**What is asked:**
Reproduce every record below exactly as written, but leave out any pictures.

**Working data:**
%%

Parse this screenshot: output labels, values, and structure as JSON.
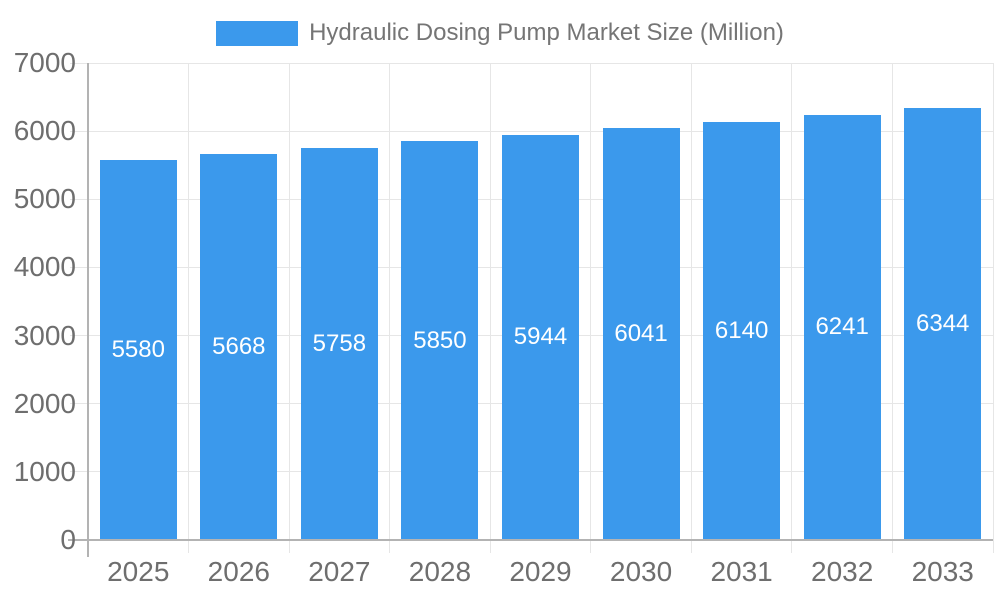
{
  "chart_data": {
    "type": "bar",
    "title": "Hydraulic Dosing Pump Market Size (Million)",
    "legend": {
      "position": "top",
      "entries": [
        "Hydraulic Dosing Pump Market Size (Million)"
      ]
    },
    "categories": [
      "2025",
      "2026",
      "2027",
      "2028",
      "2029",
      "2030",
      "2031",
      "2032",
      "2033"
    ],
    "series": [
      {
        "name": "Hydraulic Dosing Pump Market Size (Million)",
        "values": [
          5580,
          5668,
          5758,
          5850,
          5944,
          6041,
          6140,
          6241,
          6344
        ]
      }
    ],
    "value_labels_shown": true,
    "xlabel": "",
    "ylabel": "",
    "ylim": [
      0,
      7000
    ],
    "ytick_step": 1000,
    "ytick_labels": [
      "0",
      "1000",
      "2000",
      "3000",
      "4000",
      "5000",
      "6000",
      "7000"
    ],
    "grid": true,
    "colors": {
      "bar": "#3B99EC",
      "grid": "#e6e6e6",
      "axis": "#b3b3b3",
      "tick_text": "#6e6e6e",
      "legend_text": "#757575",
      "bar_value_text": "#ffffff",
      "background": "#ffffff"
    }
  }
}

%%

**Written solution:**
Parse this screenshot: output labels, values, and structure as JSON.
{
  "chart_data": {
    "type": "bar",
    "title": "Hydraulic Dosing Pump Market Size (Million)",
    "legend": {
      "position": "top",
      "entries": [
        "Hydraulic Dosing Pump Market Size (Million)"
      ]
    },
    "categories": [
      "2025",
      "2026",
      "2027",
      "2028",
      "2029",
      "2030",
      "2031",
      "2032",
      "2033"
    ],
    "series": [
      {
        "name": "Hydraulic Dosing Pump Market Size (Million)",
        "values": [
          5580,
          5668,
          5758,
          5850,
          5944,
          6041,
          6140,
          6241,
          6344
        ]
      }
    ],
    "value_labels_shown": true,
    "xlabel": "",
    "ylabel": "",
    "ylim": [
      0,
      7000
    ],
    "ytick_step": 1000,
    "ytick_labels": [
      "0",
      "1000",
      "2000",
      "3000",
      "4000",
      "5000",
      "6000",
      "7000"
    ],
    "grid": true,
    "colors": {
      "bar": "#3B99EC",
      "grid": "#e6e6e6",
      "axis": "#b3b3b3",
      "tick_text": "#6e6e6e",
      "legend_text": "#757575",
      "bar_value_text": "#ffffff",
      "background": "#ffffff"
    }
  }
}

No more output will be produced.